**Prompt**.
Copy out the data below as written; omit any images.

**Data entries**.
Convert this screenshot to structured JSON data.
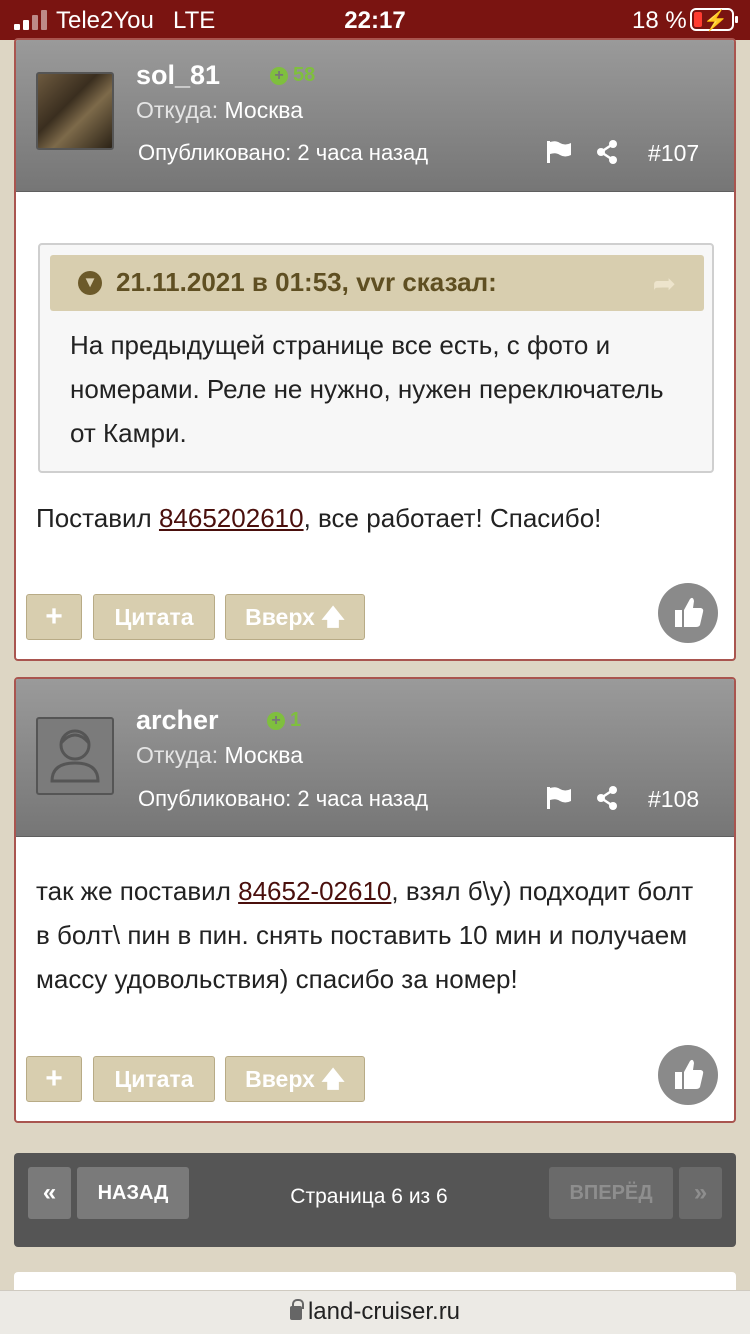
{
  "status_bar": {
    "carrier": "Tele2You",
    "network": "LTE",
    "time": "22:17",
    "battery": "18 %"
  },
  "posts": [
    {
      "username": "sol_81",
      "reputation": "58",
      "location_label": "Откуда:",
      "location": "Москва",
      "published": "Опубликовано: 2 часа назад",
      "number": "#107",
      "quote": {
        "title": "21.11.2021 в 01:53, vvr сказал:",
        "text": "На предыдущей странице все есть, с фото и номерами. Реле не нужно, нужен переключатель от Камри."
      },
      "body_before": "Поставил ",
      "body_link": "8465202610",
      "body_after": ", все работает! Спасибо!"
    },
    {
      "username": "archer",
      "reputation": "1",
      "location_label": "Откуда:",
      "location": "Москва",
      "published": "Опубликовано: 2 часа назад",
      "number": "#108",
      "body_before": "так же поставил ",
      "body_link": "84652-02610",
      "body_after": ", взял б\\у) подходит болт в болт\\ пин в пин. снять поставить 10 мин и получаем массу удовольствия) спасибо за номер!"
    }
  ],
  "actions": {
    "plus_label": "+",
    "quote_label": "Цитата",
    "up_label": "Вверх"
  },
  "pager": {
    "first": "«",
    "back": "НАЗАД",
    "info": "Страница 6 из 6",
    "forward": "ВПЕРЁД",
    "last": "»"
  },
  "url": "land-cruiser.ru",
  "colors": {
    "status_bar": "#7a1411",
    "post_border": "#a9554f",
    "button": "#d8ceaf",
    "reputation": "#7fbf3e",
    "page_bg": "#ddd6c4"
  }
}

**Solution to this task**.
Convert this screenshot to structured JSON data.
{
  "status_bar": {
    "carrier": "Tele2You",
    "network": "LTE",
    "time": "22:17",
    "battery": "18 %"
  },
  "posts": [
    {
      "username": "sol_81",
      "reputation": "58",
      "location_label": "Откуда:",
      "location": "Москва",
      "published": "Опубликовано: 2 часа назад",
      "number": "#107",
      "quote": {
        "title": "21.11.2021 в 01:53, vvr сказал:",
        "text": "На предыдущей странице все есть, с фото и номерами. Реле не нужно, нужен переключатель от Камри."
      },
      "body_before": "Поставил ",
      "body_link": "8465202610",
      "body_after": ", все работает! Спасибо!"
    },
    {
      "username": "archer",
      "reputation": "1",
      "location_label": "Откуда:",
      "location": "Москва",
      "published": "Опубликовано: 2 часа назад",
      "number": "#108",
      "body_before": "так же поставил ",
      "body_link": "84652-02610",
      "body_after": ", взял б\\у) подходит болт в болт\\ пин в пин. снять поставить 10 мин и получаем массу удовольствия) спасибо за номер!"
    }
  ],
  "actions": {
    "plus_label": "+",
    "quote_label": "Цитата",
    "up_label": "Вверх"
  },
  "pager": {
    "first": "«",
    "back": "НАЗАД",
    "info": "Страница 6 из 6",
    "forward": "ВПЕРЁД",
    "last": "»"
  },
  "url": "land-cruiser.ru",
  "colors": {
    "status_bar": "#7a1411",
    "post_border": "#a9554f",
    "button": "#d8ceaf",
    "reputation": "#7fbf3e",
    "page_bg": "#ddd6c4"
  }
}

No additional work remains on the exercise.